What needs to be done: Copy the listing verbatim, excluding any images found in it.

Entries:
┄┄┄┄┄┄

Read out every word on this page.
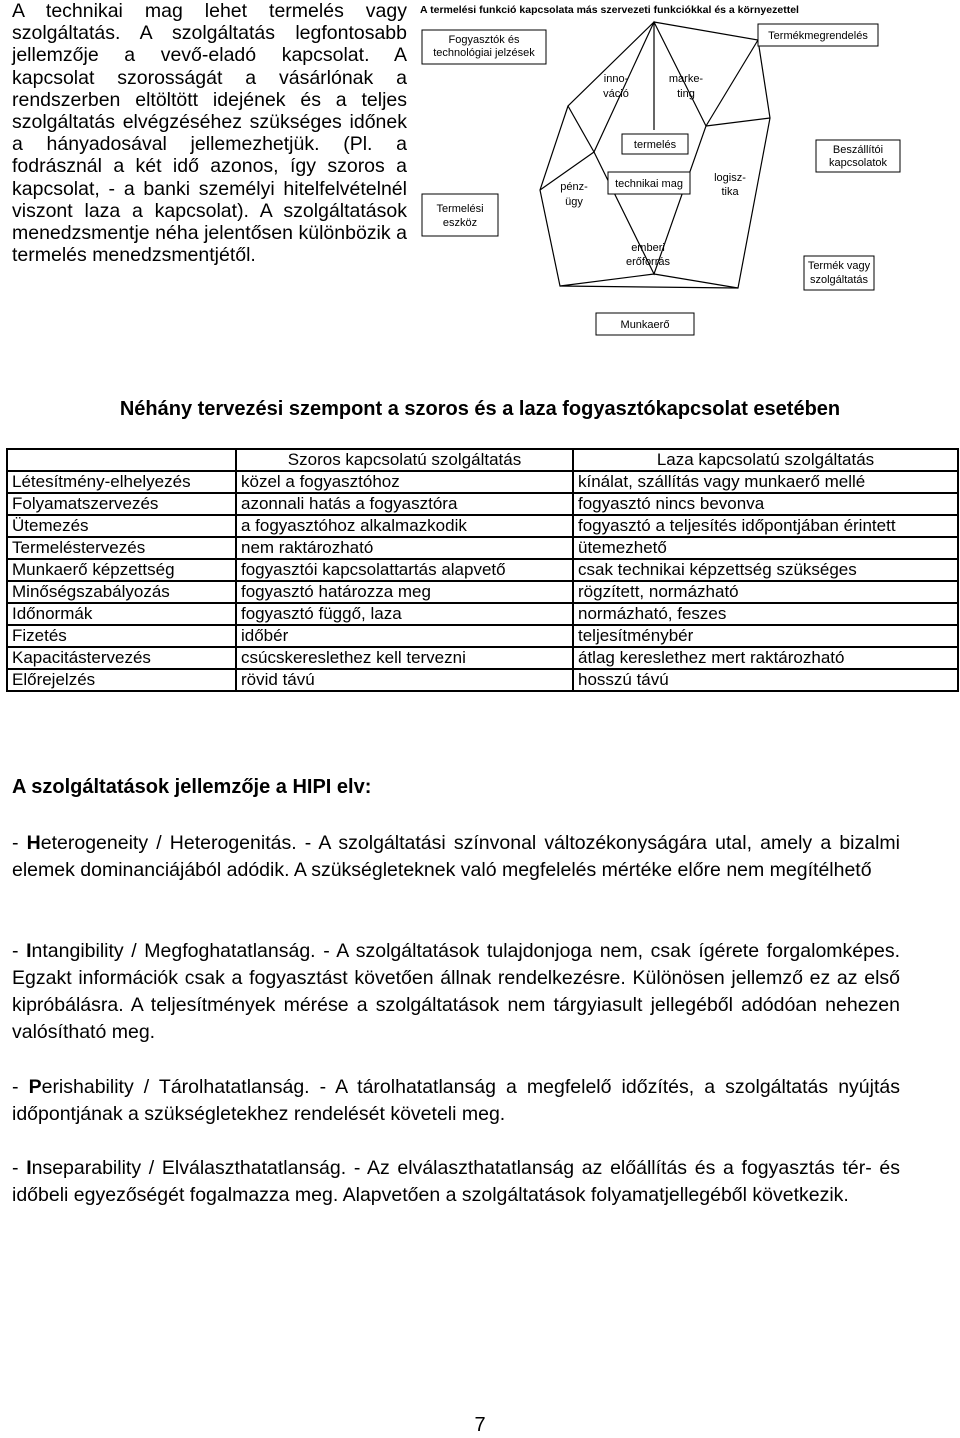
A technikai mag lehet termelés vagy szolgáltatás. A szolgáltatás legfontosabb jellemzője a vevő-eladó kapcsolat. A kapcsolat szorosságát a vásárlónak a rendszerben eltöltött idejének és a teljes szolgáltatás elvégzéséhez szükséges időnek a hányadosával jellemezhetjük. (Pl. a fodrásznál a két idő azonos, így szoros a kapcsolat, - a banki személyi hitelfelvételnél viszont laza a kapcsolat). A szolgáltatások menedzsmentje néha jelentősen különbözik a termelés menedzsmentjétől.

A termelési funkció kapcsolata más szervezeti funkciókkal és a környezettel
Fogyasztók és
technológiai jelzések
Termelési
eszköz
Termékmegrendelés
Beszállítói
kapcsolatok
Termék vagy
szolgáltatás
Munkaerő
termelés
technikai mag
inno-
váció
marke-
ting
pénz-
ügy
logisz-
tika
emberi
erőforrás

Néhány tervezési szempont a szoros és a laza fogyasztókapcsolat esetében

	Szoros kapcsolatú szolgáltatás	Laza kapcsolatú szolgáltatás
Létesítmény-elhelyezés	közel a fogyasztóhoz	kínálat, szállítás vagy munkaerő mellé
Folyamatszervezés	azonnali hatás a fogyasztóra	fogyasztó nincs bevonva
Ütemezés	a fogyasztóhoz alkalmazkodik	fogyasztó a teljesítés időpontjában érintett
Termeléstervezés	nem raktározható	ütemezhető
Munkaerő képzettség	fogyasztói kapcsolattartás alapvető	csak technikai képzettség szükséges
Minőségszabályozás	fogyasztó határozza meg	rögzített, normázható
Időnormák	fogyasztó függő, laza	normázható, feszes
Fizetés	időbér	teljesítménybér
Kapacitástervezés	csúcskereslethez kell tervezni	átlag kereslethez mert raktározható
Előrejelzés	rövid távú	hosszú távú

A szolgáltatások jellemzője a HIPI elv:

- Heterogeneity / Heterogenitás. - A szolgáltatási színvonal változékonyságára utal, amely a bizalmi elemek dominanciájából adódik. A szükségleteknek való megfelelés mértéke előre nem megítélhető

- Intangibility / Megfoghatatlanság. - A szolgáltatások tulajdonjoga nem, csak ígérete forgalomképes. Egzakt információk csak a fogyasztást követően állnak rendelkezésre. Különösen jellemző ez az első kipróbálásra. A teljesítmények mérése a szolgáltatások nem tárgyiasult jellegéből adódóan nehezen valósítható meg.

- Perishability / Tárolhatatlanság. - A tárolhatatlanság a megfelelő időzítés, a szolgáltatás nyújtás időpontjának a szükségletekhez rendelését követeli meg.

- Inseparability / Elválaszthatatlanság. - Az elválaszthatatlanság az előállítás és a fogyasztás tér- és időbeli egyezőségét fogalmazza meg. Alapvetően a szolgáltatások folyamatjellegéből következik.

7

┄┄┄┄┄┄

Reply:
Read out every word on this page.
A technikai mag lehet termelés vagy szolgáltatás. A szolgáltatás legfontosabb jellemzője a vevő-eladó kapcsolat. A kapcsolat szorosságát a vásárlónak a rendszerben eltöltött idejének és a teljes szolgáltatás elvégzéséhez szükséges időnek a hányadosával jellemezhetjük. (Pl. a fodrásznál a két idő azonos, így szoros a kapcsolat, - a banki személyi hitelfelvételnél viszont laza a kapcsolat). A szolgáltatások menedzsmentje néha jelentősen különbözik a termelés menedzsmentjétől.

A termelési funkció kapcsolata más szervezeti funkciókkal és a környezettel
Fogyasztók és
technológiai jelzések
Termelési
eszköz
Termékmegrendelés
Beszállítói
kapcsolatok
Termék vagy
szolgáltatás
Munkaerő
termelés
technikai mag
inno-
váció
marke-
ting
pénz-
ügy
logisz-
tika
emberi
erőforrás

Néhány tervezési szempont a szoros és a laza fogyasztókapcsolat esetében

	Szoros kapcsolatú szolgáltatás	Laza kapcsolatú szolgáltatás
Létesítmény-elhelyezés	közel a fogyasztóhoz	kínálat, szállítás vagy munkaerő mellé
Folyamatszervezés	azonnali hatás a fogyasztóra	fogyasztó nincs bevonva
Ütemezés	a fogyasztóhoz alkalmazkodik	fogyasztó a teljesítés időpontjában érintett
Termeléstervezés	nem raktározható	ütemezhető
Munkaerő képzettség	fogyasztói kapcsolattartás alapvető	csak technikai képzettség szükséges
Minőségszabályozás	fogyasztó határozza meg	rögzített, normázható
Időnormák	fogyasztó függő, laza	normázható, feszes
Fizetés	időbér	teljesítménybér
Kapacitástervezés	csúcskereslethez kell tervezni	átlag kereslethez mert raktározható
Előrejelzés	rövid távú	hosszú távú

A szolgáltatások jellemzője a HIPI elv:

- Heterogeneity / Heterogenitás. - A szolgáltatási színvonal változékonyságára utal, amely a bizalmi elemek dominanciájából adódik. A szükségleteknek való megfelelés mértéke előre nem megítélhető

- Intangibility / Megfoghatatlanság. - A szolgáltatások tulajdonjoga nem, csak ígérete forgalomképes. Egzakt információk csak a fogyasztást követően állnak rendelkezésre. Különösen jellemző ez az első kipróbálásra. A teljesítmények mérése a szolgáltatások nem tárgyiasult jellegéből adódóan nehezen valósítható meg.

- Perishability / Tárolhatatlanság. - A tárolhatatlanság a megfelelő időzítés, a szolgáltatás nyújtás időpontjának a szükségletekhez rendelését követeli meg.

- Inseparability / Elválaszthatatlanság. - Az elválaszthatatlanság az előállítás és a fogyasztás tér- és időbeli egyezőségét fogalmazza meg. Alapvetően a szolgáltatások folyamatjellegéből következik.

7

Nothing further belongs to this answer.